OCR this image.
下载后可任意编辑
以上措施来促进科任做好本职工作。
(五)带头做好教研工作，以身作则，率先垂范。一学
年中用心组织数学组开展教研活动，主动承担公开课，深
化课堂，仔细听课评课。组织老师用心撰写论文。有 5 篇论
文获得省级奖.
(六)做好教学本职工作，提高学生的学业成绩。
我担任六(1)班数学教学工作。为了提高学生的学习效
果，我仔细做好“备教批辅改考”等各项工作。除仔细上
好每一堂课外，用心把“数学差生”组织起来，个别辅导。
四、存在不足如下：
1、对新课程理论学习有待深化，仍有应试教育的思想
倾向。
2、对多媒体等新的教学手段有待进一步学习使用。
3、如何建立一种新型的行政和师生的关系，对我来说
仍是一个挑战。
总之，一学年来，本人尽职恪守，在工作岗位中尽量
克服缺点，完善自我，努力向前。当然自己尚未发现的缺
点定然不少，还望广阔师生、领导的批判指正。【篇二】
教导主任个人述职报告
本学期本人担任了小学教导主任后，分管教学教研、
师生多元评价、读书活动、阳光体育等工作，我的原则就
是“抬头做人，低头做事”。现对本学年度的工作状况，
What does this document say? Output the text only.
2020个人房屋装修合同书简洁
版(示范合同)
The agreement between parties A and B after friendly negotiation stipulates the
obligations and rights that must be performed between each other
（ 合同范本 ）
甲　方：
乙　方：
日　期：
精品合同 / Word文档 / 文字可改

------------------------------------------------------------

# [To do]
Each of the records should be retyped exactly.

# [Answer to the exercise]
OCR this image.
下载后可任意编辑
以上措施来促进科任做好本职工作。
(五)带头做好教研工作，以身作则，率先垂范。一学
年中用心组织数学组开展教研活动，主动承担公开课，深
化课堂，仔细听课评课。组织老师用心撰写论文。有 5 篇论
文获得省级奖.
(六)做好教学本职工作，提高学生的学业成绩。
我担任六(1)班数学教学工作。为了提高学生的学习效
果，我仔细做好“备教批辅改考”等各项工作。除仔细上
好每一堂课外，用心把“数学差生”组织起来，个别辅导。
四、存在不足如下：
1、对新课程理论学习有待深化，仍有应试教育的思想
倾向。
2、对多媒体等新的教学手段有待进一步学习使用。
3、如何建立一种新型的行政和师生的关系，对我来说
仍是一个挑战。
总之，一学年来，本人尽职恪守，在工作岗位中尽量
克服缺点，完善自我，努力向前。当然自己尚未发现的缺
点定然不少，还望广阔师生、领导的批判指正。【篇二】
教导主任个人述职报告
本学期本人担任了小学教导主任后，分管教学教研、
师生多元评价、读书活动、阳光体育等工作，我的原则就
是“抬头做人，低头做事”。现对本学年度的工作状况，
What does this document say? Output the text only.
2020个人房屋装修合同书简洁
版(示范合同)
The agreement between parties A and B after friendly negotiation stipulates the
obligations and rights that must be performed between each other
（ 合同范本 ）
甲　方：
乙　方：
日　期：
精品合同 / Word文档 / 文字可改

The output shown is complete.